[Records contained in a dataset]
——
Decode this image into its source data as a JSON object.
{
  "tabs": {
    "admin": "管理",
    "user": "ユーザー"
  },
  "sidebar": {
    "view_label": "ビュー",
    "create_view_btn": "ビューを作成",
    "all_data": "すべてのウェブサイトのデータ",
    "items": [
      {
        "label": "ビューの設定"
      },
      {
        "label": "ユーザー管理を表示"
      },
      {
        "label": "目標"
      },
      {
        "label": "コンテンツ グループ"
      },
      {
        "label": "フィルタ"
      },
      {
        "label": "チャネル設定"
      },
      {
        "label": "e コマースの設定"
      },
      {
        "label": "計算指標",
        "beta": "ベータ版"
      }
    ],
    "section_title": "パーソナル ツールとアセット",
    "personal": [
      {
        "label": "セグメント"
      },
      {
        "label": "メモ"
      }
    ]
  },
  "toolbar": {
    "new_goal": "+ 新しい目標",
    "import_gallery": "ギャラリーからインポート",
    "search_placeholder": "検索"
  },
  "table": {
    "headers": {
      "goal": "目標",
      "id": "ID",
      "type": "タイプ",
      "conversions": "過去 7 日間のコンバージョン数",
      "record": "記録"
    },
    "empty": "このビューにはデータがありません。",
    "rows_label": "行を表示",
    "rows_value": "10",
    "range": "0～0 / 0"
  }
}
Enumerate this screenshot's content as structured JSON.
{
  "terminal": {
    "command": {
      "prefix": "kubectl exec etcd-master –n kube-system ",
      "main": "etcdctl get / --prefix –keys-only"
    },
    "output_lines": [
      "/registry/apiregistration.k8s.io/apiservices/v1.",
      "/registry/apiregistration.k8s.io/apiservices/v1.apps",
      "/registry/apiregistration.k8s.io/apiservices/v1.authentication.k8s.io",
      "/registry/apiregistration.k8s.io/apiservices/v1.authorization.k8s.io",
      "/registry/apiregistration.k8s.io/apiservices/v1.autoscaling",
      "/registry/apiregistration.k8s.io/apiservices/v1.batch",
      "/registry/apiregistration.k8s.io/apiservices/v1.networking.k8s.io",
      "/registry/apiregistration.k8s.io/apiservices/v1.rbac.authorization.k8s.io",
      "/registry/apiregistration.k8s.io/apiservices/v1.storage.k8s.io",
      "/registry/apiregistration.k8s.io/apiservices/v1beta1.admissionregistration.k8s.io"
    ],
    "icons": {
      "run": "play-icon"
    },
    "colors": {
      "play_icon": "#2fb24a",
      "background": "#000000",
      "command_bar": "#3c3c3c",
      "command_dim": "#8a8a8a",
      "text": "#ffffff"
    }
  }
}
——
▶ [Problem details]: Every entry must be quoted exactly as it appears above.

▶ [Response]:
Decode this image into its source data as a JSON object.
{
  "tabs": {
    "admin": "管理",
    "user": "ユーザー"
  },
  "sidebar": {
    "view_label": "ビュー",
    "create_view_btn": "ビューを作成",
    "all_data": "すべてのウェブサイトのデータ",
    "items": [
      {
        "label": "ビューの設定"
      },
      {
        "label": "ユーザー管理を表示"
      },
      {
        "label": "目標"
      },
      {
        "label": "コンテンツ グループ"
      },
      {
        "label": "フィルタ"
      },
      {
        "label": "チャネル設定"
      },
      {
        "label": "e コマースの設定"
      },
      {
        "label": "計算指標",
        "beta": "ベータ版"
      }
    ],
    "section_title": "パーソナル ツールとアセット",
    "personal": [
      {
        "label": "セグメント"
      },
      {
        "label": "メモ"
      }
    ]
  },
  "toolbar": {
    "new_goal": "+ 新しい目標",
    "import_gallery": "ギャラリーからインポート",
    "search_placeholder": "検索"
  },
  "table": {
    "headers": {
      "goal": "目標",
      "id": "ID",
      "type": "タイプ",
      "conversions": "過去 7 日間のコンバージョン数",
      "record": "記録"
    },
    "empty": "このビューにはデータがありません。",
    "rows_label": "行を表示",
    "rows_value": "10",
    "range": "0～0 / 0"
  }
}
Enumerate this screenshot's content as structured JSON.
{
  "terminal": {
    "command": {
      "prefix": "kubectl exec etcd-master –n kube-system ",
      "main": "etcdctl get / --prefix –keys-only"
    },
    "output_lines": [
      "/registry/apiregistration.k8s.io/apiservices/v1.",
      "/registry/apiregistration.k8s.io/apiservices/v1.apps",
      "/registry/apiregistration.k8s.io/apiservices/v1.authentication.k8s.io",
      "/registry/apiregistration.k8s.io/apiservices/v1.authorization.k8s.io",
      "/registry/apiregistration.k8s.io/apiservices/v1.autoscaling",
      "/registry/apiregistration.k8s.io/apiservices/v1.batch",
      "/registry/apiregistration.k8s.io/apiservices/v1.networking.k8s.io",
      "/registry/apiregistration.k8s.io/apiservices/v1.rbac.authorization.k8s.io",
      "/registry/apiregistration.k8s.io/apiservices/v1.storage.k8s.io",
      "/registry/apiregistration.k8s.io/apiservices/v1beta1.admissionregistration.k8s.io"
    ],
    "icons": {
      "run": "play-icon"
    },
    "colors": {
      "play_icon": "#2fb24a",
      "background": "#000000",
      "command_bar": "#3c3c3c",
      "command_dim": "#8a8a8a",
      "text": "#ffffff"
    }
  }
}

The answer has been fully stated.